Your task » Set down the data below without change, skipping the pictures it holds.

Input rows »
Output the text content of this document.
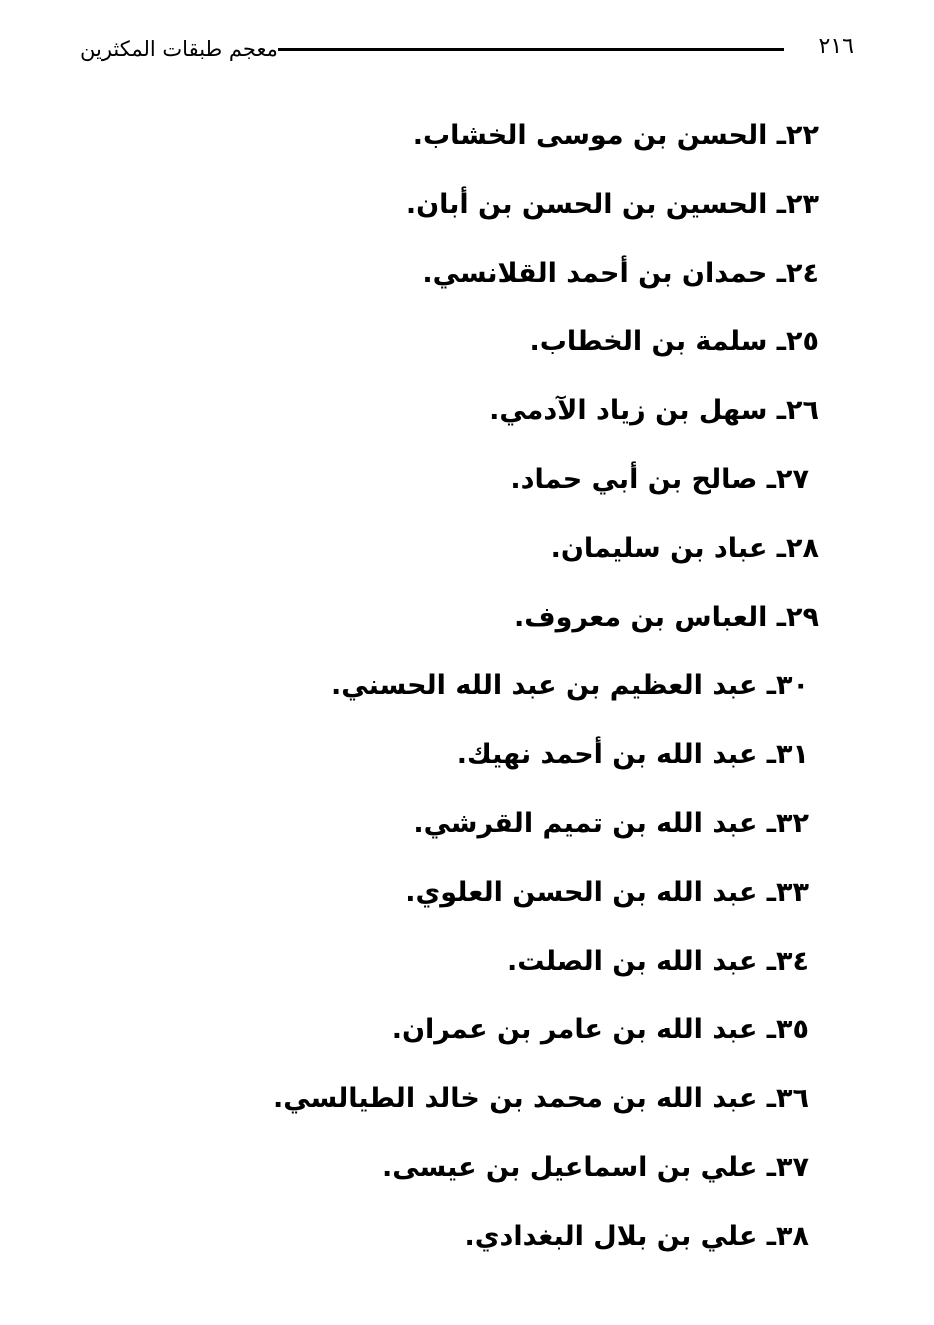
معجم طبقات المكثرين	٢١٦
٢٢ـ الحسن بن موسى الخشاب.
٢٣ـ الحسين بن الحسن بن أبان.
٢٤ـ حمدان بن أحمد القلانسي.
٢٥ـ سلمة بن الخطاب.
٢٦ـ سهل بن زياد الآدمي.
٢٧ـ صالح بن أبي حماد.
٢٨ـ عباد بن سليمان.
٢٩ـ العباس بن معروف.
٣٠ـ عبد العظيم بن عبد الله الحسني.
٣١ـ عبد الله بن أحمد نهيك.
٣٢ـ عبد الله بن تميم القرشي.
٣٣ـ عبد الله بن الحسن العلوي.
٣٤ـ عبد الله بن الصلت.
٣٥ـ عبد الله بن عامر بن عمران.
٣٦ـ عبد الله بن محمد بن خالد الطيالسي.
٣٧ـ علي بن اسماعيل بن عيسى.
٣٨ـ علي بن بلال البغدادي.
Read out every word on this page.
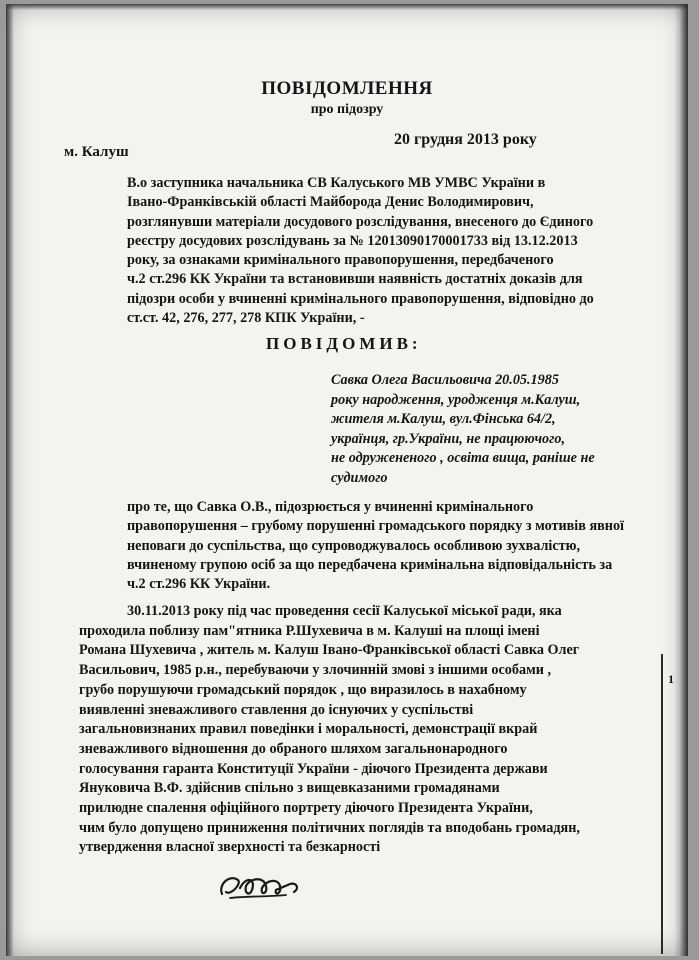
1
ПОВІДОМЛЕННЯ
про підозру
20 грудня 2013 року
м. Калуш
В.о заступника начальника СВ Калуського МВ УМВС України в
Івано-Франківській області Майборода Денис Володимирович,
розглянувши матеріали досудового розслідування, внесеного до Єдиного
реєстру досудових розслідувань за № 12013090170001733 від 13.12.2013
року, за ознаками кримінального правопорушення, передбаченого
ч.2 ст.296 КК України та встановивши наявність достатніх доказів для
підозри особи у вчиненні кримінального правопорушення, відповідно до
ст.ст. 42, 276, 277, 278 КПК України, -
ПОВІДОМИВ:
Савка Олега Васильовича 20.05.1985
року народження, уродженця м.Калуш,
жителя м.Калуш, вул.Фінська 64/2,
українця, гр.України, не працюючого,
не одружененого , освіта вища, раніше не
судимого
про те, що Савка О.В., підозрюється у вчиненні кримінального
правопорушення – грубому порушенні громадського порядку з мотивів явної
неповаги до суспільства, що супроводжувалось особливою зухвалістю,
вчиненому групою осіб за що передбачена кримінальна відповідальність за
ч.2 ст.296 КК України.
30.11.2013 року під час проведення сесії Калуської міської ради, яка
проходила поблизу пам"ятника Р.Шухевича в м. Калуші на площі імені
Романа Шухевича , житель м. Калуш Івано-Франківської області Савка Олег
Васильович, 1985 р.н., перебуваючи у злочинній змові з іншими особами ,
грубо порушуючи громадський порядок , що виразилось в нахабному
виявленні зневажливого ставлення до існуючих у суспільстві
загальновизнаних правил поведінки і моральності, демонстрації вкрай
зневажливого відношення до обраного шляхом загальнонародного
голосування гаранта Конституції України - діючого Президента держави
Януковича В.Ф. здійснив спільно з вищевказаними громадянами
прилюдне спалення офіційного портрету діючого Президента України,
чим було допущено приниження політичних поглядів та вподобань громадян,
утвердження власної зверхності та безкарності
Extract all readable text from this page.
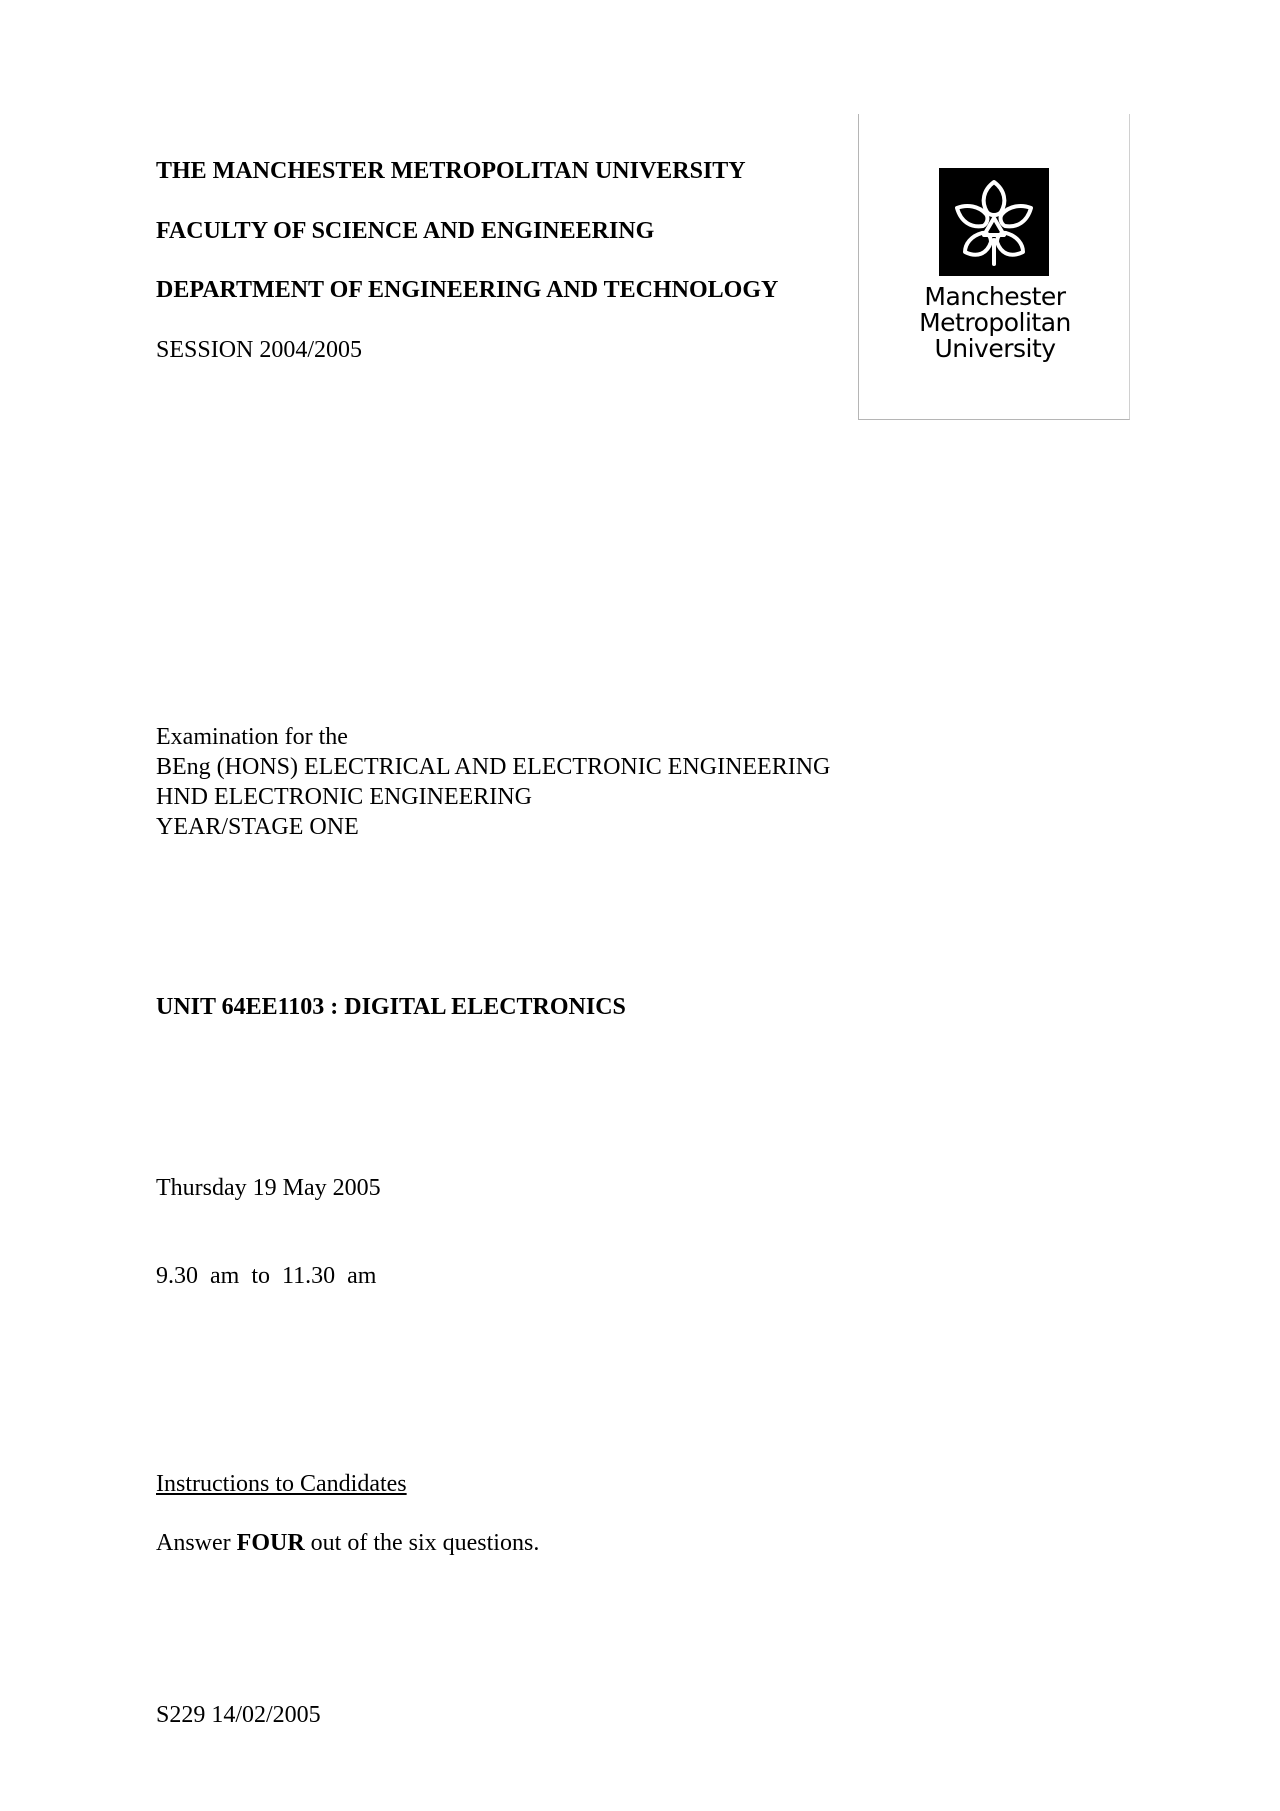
THE MANCHESTER METROPOLITAN UNIVERSITY
FACULTY OF SCIENCE AND ENGINEERING
DEPARTMENT OF ENGINEERING AND TECHNOLOGY
SESSION 2004/2005
Manchester
Metropolitan
University
Examination for the
BEng (HONS) ELECTRICAL AND ELECTRONIC ENGINEERING
HND ELECTRONIC ENGINEERING
YEAR/STAGE ONE
UNIT 64EE1103 : DIGITAL ELECTRONICS
Thursday 19 May 2005
9.30 am to 11.30 am
Instructions to Candidates
Answer FOUR out of the six questions.
S229 14/02/2005
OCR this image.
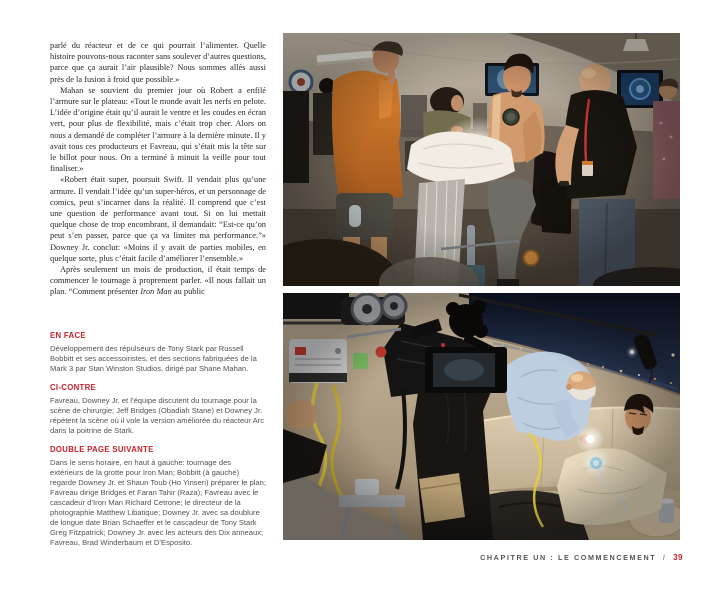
parlé du réacteur et de ce qui pourrait l’alimenter. Quelle histoire pouvons-nous raconter sans soulever d’autres questions, parce que ça aurait l’air plausible? Nous sommes allés aussi près de la fusion à froid que possible.»

Mahan se souvient du premier jour où Robert a enfilé l’armure sur le plateau: «Tout le monde avait les nerfs en pelote. L’idée d’origine était qu’il aurait le ventre et les coudes en écran vert, pour plus de flexibilité, mais c’était trop cher. Alors on nous a demandé de compléter l’armure à la dernière minute. Il y avait tous ces producteurs et Favreau, qui s’était mis la tête sur le billot pour nous. On a terminé à minuit la veille pour tout finaliser.»

«Robert était super, poursuit Swift. Il vendait plus qu’une armure. Il vendait l’idée qu’un super-héros, et un personnage de comics, peut s’incarner dans la réalité. Il comprend que c’est une question de performance avant tout. Si on lui mettait quelque chose de trop encombrant, il demandait: “Est-ce qu’on peut s’en passer, parce que ça va limiter ma performance.”» Downey Jr. conclut: «Moins il y avait de parties mobiles, en quelque sorte, plus c’était facile d’améliorer l’ensemble.»

Après seulement un mois de production, il était temps de commencer le tournage à proprement parler. «Il nous fallait un plan. “Comment présenter Iron Man au public

EN FACE

Développement des répulseurs de Tony Stark par Russell Bobbitt et ses accessoiristes, et des sections fabriquées de la Mark 3 par Stan Winston Studios, dirigé par Shane Mahan.

CI-CONTRE

Favreau, Downey Jr. et l’équipe discutent du tournage pour la scène de chirurgie; Jeff Bridges (Obadiah Stane) et Downey Jr. répètent la scène où il vole la version améliorée du réacteur Arc dans la poitrine de Stark.

DOUBLE PAGE SUIVANTE

Dans le sens horaire, en haut à gauche: tournage des extérieurs de la grotte pour Iron Man; Bobbitt (à gauche) regarde Downey Jr. et Shaun Toub (Ho Yinsen) préparer le plan; Favreau dirige Bridges et Faran Tahir (Raza); Favreau avec le cascadeur d’Iron Man Richard Cetrone; le directeur de la photographie Matthew Libatique; Downey Jr. avec sa doublure de longue date Brian Schaeffer et le cascadeur de Tony Stark Greg Fitzpatrick; Downey Jr. avec les acteurs des Dix anneaux; Favreau, Brad Winderbaum et D’Esposito.

CHAPITRE UN : LE COMMENCEMENT / 39
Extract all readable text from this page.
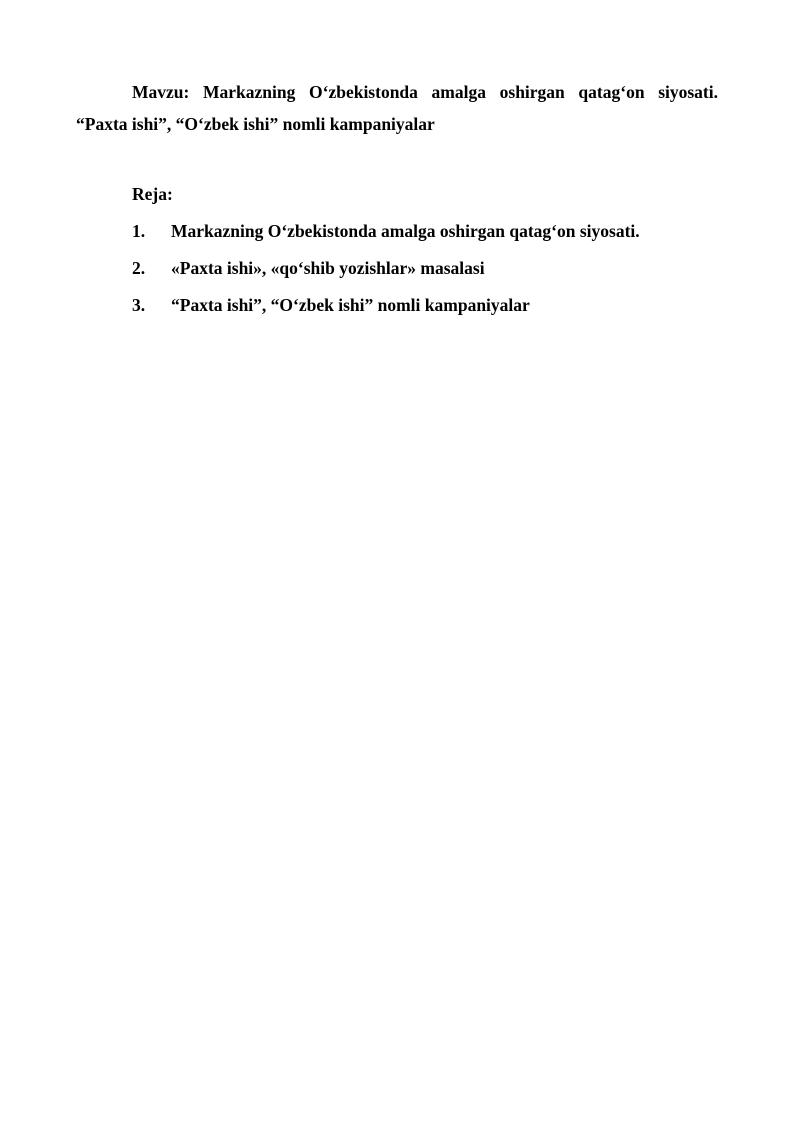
Mavzu: Markazning O‘zbekistonda amalga oshirgan qatag‘on siyosati. “Paxta ishi”, “O‘zbek ishi” nomli kampaniyalar

Reja:

1.	Markazning O‘zbekistonda amalga oshirgan qatag‘on siyosati.
2.	«Paxta ishi», «qo‘shib yozishlar» masalasi
3.	“Paxta ishi”, “O‘zbek ishi” nomli kampaniyalar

Output for this exercise »
Output the text content of this document.
معجم طبقات المكثرين	٢١٦
٢٢ـ الحسن بن موسى الخشاب.
٢٣ـ الحسين بن الحسن بن أبان.
٢٤ـ حمدان بن أحمد القلانسي.
٢٥ـ سلمة بن الخطاب.
٢٦ـ سهل بن زياد الآدمي.
٢٧ـ صالح بن أبي حماد.
٢٨ـ عباد بن سليمان.
٢٩ـ العباس بن معروف.
٣٠ـ عبد العظيم بن عبد الله الحسني.
٣١ـ عبد الله بن أحمد نهيك.
٣٢ـ عبد الله بن تميم القرشي.
٣٣ـ عبد الله بن الحسن العلوي.
٣٤ـ عبد الله بن الصلت.
٣٥ـ عبد الله بن عامر بن عمران.
٣٦ـ عبد الله بن محمد بن خالد الطيالسي.
٣٧ـ علي بن اسماعيل بن عيسى.
٣٨ـ علي بن بلال البغدادي.
Read out every word on this page.
1
ПОВІДОМЛЕННЯ
про підозру
20 грудня 2013 року
м. Калуш
В.о заступника начальника СВ Калуського МВ УМВС України в
Івано-Франківській області Майборода Денис Володимирович,
розглянувши матеріали досудового розслідування, внесеного до Єдиного
реєстру досудових розслідувань за № 12013090170001733 від 13.12.2013
року, за ознаками кримінального правопорушення, передбаченого
ч.2 ст.296 КК України та встановивши наявність достатніх доказів для
підозри особи у вчиненні кримінального правопорушення, відповідно до
ст.ст. 42, 276, 277, 278 КПК України, -
ПОВІДОМИВ:
Савка Олега Васильовича 20.05.1985
року народження, уродженця м.Калуш,
жителя м.Калуш, вул.Фінська 64/2,
українця, гр.України, не працюючого,
не одружененого , освіта вища, раніше не
судимого
про те, що Савка О.В., підозрюється у вчиненні кримінального
правопорушення – грубому порушенні громадського порядку з мотивів явної
неповаги до суспільства, що супроводжувалось особливою зухвалістю,
вчиненому групою осіб за що передбачена кримінальна відповідальність за
ч.2 ст.296 КК України.
30.11.2013 року під час проведення сесії Калуської міської ради, яка
проходила поблизу пам"ятника Р.Шухевича в м. Калуші на площі імені
Романа Шухевича , житель м. Калуш Івано-Франківської області Савка Олег
Васильович, 1985 р.н., перебуваючи у злочинній змові з іншими особами ,
грубо порушуючи громадський порядок , що виразилось в нахабному
виявленні зневажливого ставлення до існуючих у суспільстві
загальновизнаних правил поведінки і моральності, демонстрації вкрай
зневажливого відношення до обраного шляхом загальнонародного
голосування гаранта Конституції України - діючого Президента держави
Януковича В.Ф. здійснив спільно з вищевказаними громадянами
прилюдне спалення офіційного портрету діючого Президента України,
чим було допущено приниження політичних поглядів та вподобань громадян,
утвердження власної зверхності та безкарності
Extract all readable text from this page.
THE MANCHESTER METROPOLITAN UNIVERSITY
FACULTY OF SCIENCE AND ENGINEERING
DEPARTMENT OF ENGINEERING AND TECHNOLOGY
SESSION 2004/2005
Manchester
Metropolitan
University
Examination for the
BEng (HONS) ELECTRICAL AND ELECTRONIC ENGINEERING
HND ELECTRONIC ENGINEERING
YEAR/STAGE ONE
UNIT 64EE1103 : DIGITAL ELECTRONICS
Thursday 19 May 2005
9.30 am to 11.30 am
Instructions to Candidates
Answer FOUR out of the six questions.
S229 14/02/2005
OCR this image.
parlé du réacteur et de ce qui pourrait l’alimenter. Quelle histoire pouvons-nous raconter sans soulever d’autres questions, parce que ça aurait l’air plausible? Nous sommes allés aussi près de la fusion à froid que possible.»

Mahan se souvient du premier jour où Robert a enfilé l’armure sur le plateau: «Tout le monde avait les nerfs en pelote. L’idée d’origine était qu’il aurait le ventre et les coudes en écran vert, pour plus de flexibilité, mais c’était trop cher. Alors on nous a demandé de compléter l’armure à la dernière minute. Il y avait tous ces producteurs et Favreau, qui s’était mis la tête sur le billot pour nous. On a terminé à minuit la veille pour tout finaliser.»

«Robert était super, poursuit Swift. Il vendait plus qu’une armure. Il vendait l’idée qu’un super-héros, et un personnage de comics, peut s’incarner dans la réalité. Il comprend que c’est une question de performance avant tout. Si on lui mettait quelque chose de trop encombrant, il demandait: “Est-ce qu’on peut s’en passer, parce que ça va limiter ma performance.”» Downey Jr. conclut: «Moins il y avait de parties mobiles, en quelque sorte, plus c’était facile d’améliorer l’ensemble.»

Après seulement un mois de production, il était temps de commencer le tournage à proprement parler. «Il nous fallait un plan. “Comment présenter Iron Man au public

EN FACE

Développement des répulseurs de Tony Stark par Russell Bobbitt et ses accessoiristes, et des sections fabriquées de la Mark 3 par Stan Winston Studios, dirigé par Shane Mahan.

CI-CONTRE

Favreau, Downey Jr. et l’équipe discutent du tournage pour la scène de chirurgie; Jeff Bridges (Obadiah Stane) et Downey Jr. répètent la scène où il vole la version améliorée du réacteur Arc dans la poitrine de Stark.

DOUBLE PAGE SUIVANTE

Dans le sens horaire, en haut à gauche: tournage des extérieurs de la grotte pour Iron Man; Bobbitt (à gauche) regarde Downey Jr. et Shaun Toub (Ho Yinsen) préparer le plan; Favreau dirige Bridges et Faran Tahir (Raza); Favreau avec le cascadeur d’Iron Man Richard Cetrone; le directeur de la photographie Matthew Libatique; Downey Jr. avec sa doublure de longue date Brian Schaeffer et le cascadeur de Tony Stark Greg Fitzpatrick; Downey Jr. avec les acteurs des Dix anneaux; Favreau, Brad Winderbaum et D’Esposito.

CHAPITRE UN : LE COMMENCEMENT / 39
Extract all readable text from this page.
Mavzu: Markazning O‘zbekistonda amalga oshirgan qatag‘on siyosati. “Paxta ishi”, “O‘zbek ishi” nomli kampaniyalar

Reja:

1.	Markazning O‘zbekistonda amalga oshirgan qatag‘on siyosati.
2.	«Paxta ishi», «qo‘shib yozishlar» masalasi
3.	“Paxta ishi”, “O‘zbek ishi” nomli kampaniyalar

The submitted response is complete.